Excerpt provided:
○ ○ ○ ○ ○
Groups that want California to support universal healthcare for the state’s
children are looking to the governor’s office with growing optimism, despite
the veto of such a bill earlier this year.

“This is high on their radar screen,” said Wendy Lazarus co-president of the
Children’s Partnership, a group that advocates for low-income children.
“They’ve certainly suggested that they want to do something in 2006.”

The Partnership is part of a coalition of groups that are working to qualify
an initiative for next November’s election. The Tobacco Tax, Disease
Prevention and Children’s Health Insurance Act of 2006 would fund provide
$435 million to cover 800,000 uninsured children by adding a $1.50 tax to
the price of a pack of cigarettes. If it passed, the measure could take in
$1.5 billion a year, according to the Legislative Analyst’s Office. The
remainder of the money would be used to fund a variety of other health
programs, including disease prevention and anti-smoking campaigns.

The governor’s spokesman, Rob Stutzman, said the governor is evaluating a
number of ideas around children’s healthcare coverage and had not endorsed
any bill or initiative.

However, the initiative would address the concerns articulated by
Schwarzenegger in his veto message of AB 772, the bill by Assemblymembers
Wilma Chan, D-Oakland, and Dario Frommer, D-Glendale, which would have
provided health insurance for all California children. At the time,
Schwarzenegger said he supported the idea in concept but said he could not
sign it without a funding source.

The optimism among advocates that the governor may take steps to cover
uninsured children reflects changing political realities, both in California
and nationwide. Illinois enacted a law to this year to guarantee coverage to
children. Several other states, including Texas, have lesser plans but have
expanded the number of low-income children they will cover.

Meanwhile, the governor’s loss in the special election and staff changes
that have brought Democrats into the Horseshoe has raised speculation that
Schwarzenegger shift his policy goals in an effort to reclaim the political
center before next year’s election.
○ ○ ○ ○ ○
Given records:
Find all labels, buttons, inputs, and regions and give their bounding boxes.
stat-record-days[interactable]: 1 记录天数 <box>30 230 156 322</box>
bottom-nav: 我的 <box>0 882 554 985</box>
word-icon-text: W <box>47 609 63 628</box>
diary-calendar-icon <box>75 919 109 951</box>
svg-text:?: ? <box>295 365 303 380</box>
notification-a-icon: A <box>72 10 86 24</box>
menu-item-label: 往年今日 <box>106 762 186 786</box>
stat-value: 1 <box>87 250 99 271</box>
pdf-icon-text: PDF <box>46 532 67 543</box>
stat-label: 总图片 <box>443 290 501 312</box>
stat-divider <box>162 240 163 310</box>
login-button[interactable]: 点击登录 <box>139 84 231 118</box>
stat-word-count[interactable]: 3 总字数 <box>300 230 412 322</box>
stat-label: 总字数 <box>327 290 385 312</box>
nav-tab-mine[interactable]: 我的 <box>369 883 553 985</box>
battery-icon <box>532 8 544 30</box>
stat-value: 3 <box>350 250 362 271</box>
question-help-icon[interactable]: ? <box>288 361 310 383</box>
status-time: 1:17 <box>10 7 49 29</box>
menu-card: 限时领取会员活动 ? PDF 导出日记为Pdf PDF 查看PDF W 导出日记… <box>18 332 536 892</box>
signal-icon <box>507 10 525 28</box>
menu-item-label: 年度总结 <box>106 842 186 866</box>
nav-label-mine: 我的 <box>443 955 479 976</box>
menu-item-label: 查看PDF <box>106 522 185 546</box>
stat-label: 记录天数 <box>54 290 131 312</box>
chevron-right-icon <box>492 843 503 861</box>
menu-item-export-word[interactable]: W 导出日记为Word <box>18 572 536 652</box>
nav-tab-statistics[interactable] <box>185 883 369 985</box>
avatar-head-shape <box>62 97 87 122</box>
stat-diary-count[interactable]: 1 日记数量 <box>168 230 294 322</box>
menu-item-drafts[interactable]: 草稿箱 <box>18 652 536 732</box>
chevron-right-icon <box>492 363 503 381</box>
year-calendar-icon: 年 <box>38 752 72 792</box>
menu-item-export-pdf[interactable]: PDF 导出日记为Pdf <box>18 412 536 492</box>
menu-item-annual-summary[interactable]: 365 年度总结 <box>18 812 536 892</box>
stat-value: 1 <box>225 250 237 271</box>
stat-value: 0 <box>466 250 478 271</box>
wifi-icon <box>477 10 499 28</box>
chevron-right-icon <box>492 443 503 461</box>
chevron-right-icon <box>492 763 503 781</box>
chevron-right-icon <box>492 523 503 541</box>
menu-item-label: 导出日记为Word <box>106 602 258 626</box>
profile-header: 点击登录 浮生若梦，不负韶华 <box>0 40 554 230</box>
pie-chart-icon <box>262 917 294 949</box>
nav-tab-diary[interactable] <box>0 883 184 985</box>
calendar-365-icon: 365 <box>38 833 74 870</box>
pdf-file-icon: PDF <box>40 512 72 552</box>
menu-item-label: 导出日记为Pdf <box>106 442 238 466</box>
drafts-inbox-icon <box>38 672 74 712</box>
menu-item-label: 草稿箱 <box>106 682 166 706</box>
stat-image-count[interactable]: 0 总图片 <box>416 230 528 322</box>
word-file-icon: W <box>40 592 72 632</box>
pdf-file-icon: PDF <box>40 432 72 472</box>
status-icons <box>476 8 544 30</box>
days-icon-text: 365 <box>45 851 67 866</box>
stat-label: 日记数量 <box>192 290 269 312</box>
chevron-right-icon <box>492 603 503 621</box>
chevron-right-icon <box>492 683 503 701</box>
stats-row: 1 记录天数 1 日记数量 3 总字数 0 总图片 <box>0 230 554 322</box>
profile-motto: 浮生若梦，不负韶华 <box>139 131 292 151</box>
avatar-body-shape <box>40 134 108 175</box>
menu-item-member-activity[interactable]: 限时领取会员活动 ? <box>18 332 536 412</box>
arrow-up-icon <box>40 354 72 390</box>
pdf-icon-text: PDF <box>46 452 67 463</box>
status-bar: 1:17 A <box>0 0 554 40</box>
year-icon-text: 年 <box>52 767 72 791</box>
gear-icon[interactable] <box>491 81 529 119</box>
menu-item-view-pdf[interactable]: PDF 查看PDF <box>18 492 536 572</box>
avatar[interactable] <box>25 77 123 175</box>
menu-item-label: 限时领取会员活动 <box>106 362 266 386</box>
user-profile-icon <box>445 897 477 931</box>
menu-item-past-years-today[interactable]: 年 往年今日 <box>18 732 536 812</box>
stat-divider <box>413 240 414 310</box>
○ ○ ○ ○ ○
Problems and tasks:
a. Decide whether each statement below agrees with the article on universal healthcare for California's children. Answer yes or no for each and quote the deciding words of the article.
(i) The governor's spokesman said the governor had endorsed the tobacco tax initiative.
(ii) AB 772 was a bill by Assemblymembers Wilma Chan and Dario Frommer.
(iii) The proposed initiative would add a $1.50 tax to the price of a pack of cigarettes.
b. Write a continuation of the article on universal healthcare for California's children, starting after its final sentence.

Answers for this exercise:
a.
(i) No: "had not endorsed any bill or initiative."
(ii) Yes: "the bill by Assemblymembers Wilma Chan, D-Oakland, and Dario Frommer, D-Glendale"
(iii) Yes: "by adding a $1.50 tax to the price of a pack of cigarettes"

b.
If the governor is looking to recast himself as a centrist, health care
policy would be a natural for him to tackle. Already the administration has
backed away from some of the unpopular health care stands that got him into
trouble this year. In the days after the special election, the governor
dropped his effort to oppose the five-to-one patient-to-nurse ratio the
California Nurses Association had won. Meanwhile, the CNA put out an
aggressively-worded press release calling for “genuine reforms,” including
“universal healthcare based on a single standard of quality care for all.”

The nurses are backing SB 840, the single payer healthcare bill proposed by
Sen. Sheila Kuehl, D-Los Angeles. It would provide health insurance for
every citizen in California out of a single fund, paid for with a
combination of existing federal funds and insurance premiums charged
individuals.

Proponents of the bill have argued that it would merely shift the cost the
state is already paying in the form of emergency room visits for indigent
patients. Kuehl also sponsored the legislation establishing the five-to-one
patient to nurse ratio.

“It’s still very early in the process, but we’re working very closely with
her,” said Charles Idelson, a spokesman for the CNA. “That’s the key bill in
California at this point. That’s the one that’s live.”

However, given California’s budget crunch, many expect SB 840 to join a long
list of other dead bills that would have provided universal healthcare in
the state. The one that came closest was SB 2, the so-called Employer
Mandate bill that was signed into law by Gray Davis in 2003 but defeated by
referendum the next year, in the form of Proposition 72. Another bill, AB
1670, the so-called Individual Mandate bill, died in the Assembly Revenue &
Taxation Committee in April, despite gaining support from the business
community.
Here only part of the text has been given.